To be done
The records below are to be repeated in full, exactly as they are.

Exercise material

━━━━━━

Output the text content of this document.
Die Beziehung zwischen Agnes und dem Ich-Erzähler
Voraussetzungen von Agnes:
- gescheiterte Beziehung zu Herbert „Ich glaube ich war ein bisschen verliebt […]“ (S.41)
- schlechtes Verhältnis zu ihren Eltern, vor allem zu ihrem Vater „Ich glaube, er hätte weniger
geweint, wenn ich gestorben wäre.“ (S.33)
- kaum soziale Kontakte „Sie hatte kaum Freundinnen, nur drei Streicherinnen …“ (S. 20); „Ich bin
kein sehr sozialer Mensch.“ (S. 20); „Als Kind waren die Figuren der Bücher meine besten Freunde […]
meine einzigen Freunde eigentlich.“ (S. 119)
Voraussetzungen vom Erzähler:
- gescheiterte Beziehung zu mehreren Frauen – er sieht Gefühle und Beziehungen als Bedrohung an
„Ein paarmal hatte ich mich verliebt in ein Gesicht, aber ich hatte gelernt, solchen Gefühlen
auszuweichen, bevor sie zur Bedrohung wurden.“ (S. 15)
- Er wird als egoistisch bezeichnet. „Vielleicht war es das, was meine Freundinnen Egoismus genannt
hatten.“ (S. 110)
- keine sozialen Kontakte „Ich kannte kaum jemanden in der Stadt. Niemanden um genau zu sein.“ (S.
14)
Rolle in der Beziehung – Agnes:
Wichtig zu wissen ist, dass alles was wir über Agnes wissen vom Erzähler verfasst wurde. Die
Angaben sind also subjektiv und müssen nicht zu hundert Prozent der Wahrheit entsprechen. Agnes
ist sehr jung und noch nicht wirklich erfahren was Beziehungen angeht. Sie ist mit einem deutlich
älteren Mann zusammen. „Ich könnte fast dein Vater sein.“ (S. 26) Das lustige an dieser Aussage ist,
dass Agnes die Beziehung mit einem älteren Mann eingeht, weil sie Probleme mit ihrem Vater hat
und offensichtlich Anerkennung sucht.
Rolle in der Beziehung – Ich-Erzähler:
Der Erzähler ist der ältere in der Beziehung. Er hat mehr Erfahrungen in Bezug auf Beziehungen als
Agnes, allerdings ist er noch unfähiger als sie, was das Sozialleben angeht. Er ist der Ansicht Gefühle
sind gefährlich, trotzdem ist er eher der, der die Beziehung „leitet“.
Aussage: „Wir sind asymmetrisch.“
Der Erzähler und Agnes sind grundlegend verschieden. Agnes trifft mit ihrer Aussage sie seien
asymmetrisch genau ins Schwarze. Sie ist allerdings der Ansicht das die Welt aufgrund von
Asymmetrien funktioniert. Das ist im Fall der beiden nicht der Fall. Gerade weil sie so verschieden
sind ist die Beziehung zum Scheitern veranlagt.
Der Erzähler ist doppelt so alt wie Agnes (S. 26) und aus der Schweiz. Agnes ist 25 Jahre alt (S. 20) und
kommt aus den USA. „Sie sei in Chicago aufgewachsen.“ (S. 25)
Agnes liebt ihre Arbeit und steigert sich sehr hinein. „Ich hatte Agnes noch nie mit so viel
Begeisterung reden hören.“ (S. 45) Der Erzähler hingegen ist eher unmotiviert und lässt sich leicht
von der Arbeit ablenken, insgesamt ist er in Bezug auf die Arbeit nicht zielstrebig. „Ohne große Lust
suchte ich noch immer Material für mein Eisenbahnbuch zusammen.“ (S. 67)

━━━━━━

Correct response
Output the text content of this document.
Die Beziehung zwischen Agnes und dem Ich-Erzähler
Voraussetzungen von Agnes:
- gescheiterte Beziehung zu Herbert „Ich glaube ich war ein bisschen verliebt […]“ (S.41)
- schlechtes Verhältnis zu ihren Eltern, vor allem zu ihrem Vater „Ich glaube, er hätte weniger
geweint, wenn ich gestorben wäre.“ (S.33)
- kaum soziale Kontakte „Sie hatte kaum Freundinnen, nur drei Streicherinnen …“ (S. 20); „Ich bin
kein sehr sozialer Mensch.“ (S. 20); „Als Kind waren die Figuren der Bücher meine besten Freunde […]
meine einzigen Freunde eigentlich.“ (S. 119)
Voraussetzungen vom Erzähler:
- gescheiterte Beziehung zu mehreren Frauen – er sieht Gefühle und Beziehungen als Bedrohung an
„Ein paarmal hatte ich mich verliebt in ein Gesicht, aber ich hatte gelernt, solchen Gefühlen
auszuweichen, bevor sie zur Bedrohung wurden.“ (S. 15)
- Er wird als egoistisch bezeichnet. „Vielleicht war es das, was meine Freundinnen Egoismus genannt
hatten.“ (S. 110)
- keine sozialen Kontakte „Ich kannte kaum jemanden in der Stadt. Niemanden um genau zu sein.“ (S.
14)
Rolle in der Beziehung – Agnes:
Wichtig zu wissen ist, dass alles was wir über Agnes wissen vom Erzähler verfasst wurde. Die
Angaben sind also subjektiv und müssen nicht zu hundert Prozent der Wahrheit entsprechen. Agnes
ist sehr jung und noch nicht wirklich erfahren was Beziehungen angeht. Sie ist mit einem deutlich
älteren Mann zusammen. „Ich könnte fast dein Vater sein.“ (S. 26) Das lustige an dieser Aussage ist,
dass Agnes die Beziehung mit einem älteren Mann eingeht, weil sie Probleme mit ihrem Vater hat
und offensichtlich Anerkennung sucht.
Rolle in der Beziehung – Ich-Erzähler:
Der Erzähler ist der ältere in der Beziehung. Er hat mehr Erfahrungen in Bezug auf Beziehungen als
Agnes, allerdings ist er noch unfähiger als sie, was das Sozialleben angeht. Er ist der Ansicht Gefühle
sind gefährlich, trotzdem ist er eher der, der die Beziehung „leitet“.
Aussage: „Wir sind asymmetrisch.“
Der Erzähler und Agnes sind grundlegend verschieden. Agnes trifft mit ihrer Aussage sie seien
asymmetrisch genau ins Schwarze. Sie ist allerdings der Ansicht das die Welt aufgrund von
Asymmetrien funktioniert. Das ist im Fall der beiden nicht der Fall. Gerade weil sie so verschieden
sind ist die Beziehung zum Scheitern veranlagt.
Der Erzähler ist doppelt so alt wie Agnes (S. 26) und aus der Schweiz. Agnes ist 25 Jahre alt (S. 20) und
kommt aus den USA. „Sie sei in Chicago aufgewachsen.“ (S. 25)
Agnes liebt ihre Arbeit und steigert sich sehr hinein. „Ich hatte Agnes noch nie mit so viel
Begeisterung reden hören.“ (S. 45) Der Erzähler hingegen ist eher unmotiviert und lässt sich leicht
von der Arbeit ablenken, insgesamt ist er in Bezug auf die Arbeit nicht zielstrebig. „Ohne große Lust
suchte ich noch immer Material für mein Eisenbahnbuch zusammen.“ (S. 67)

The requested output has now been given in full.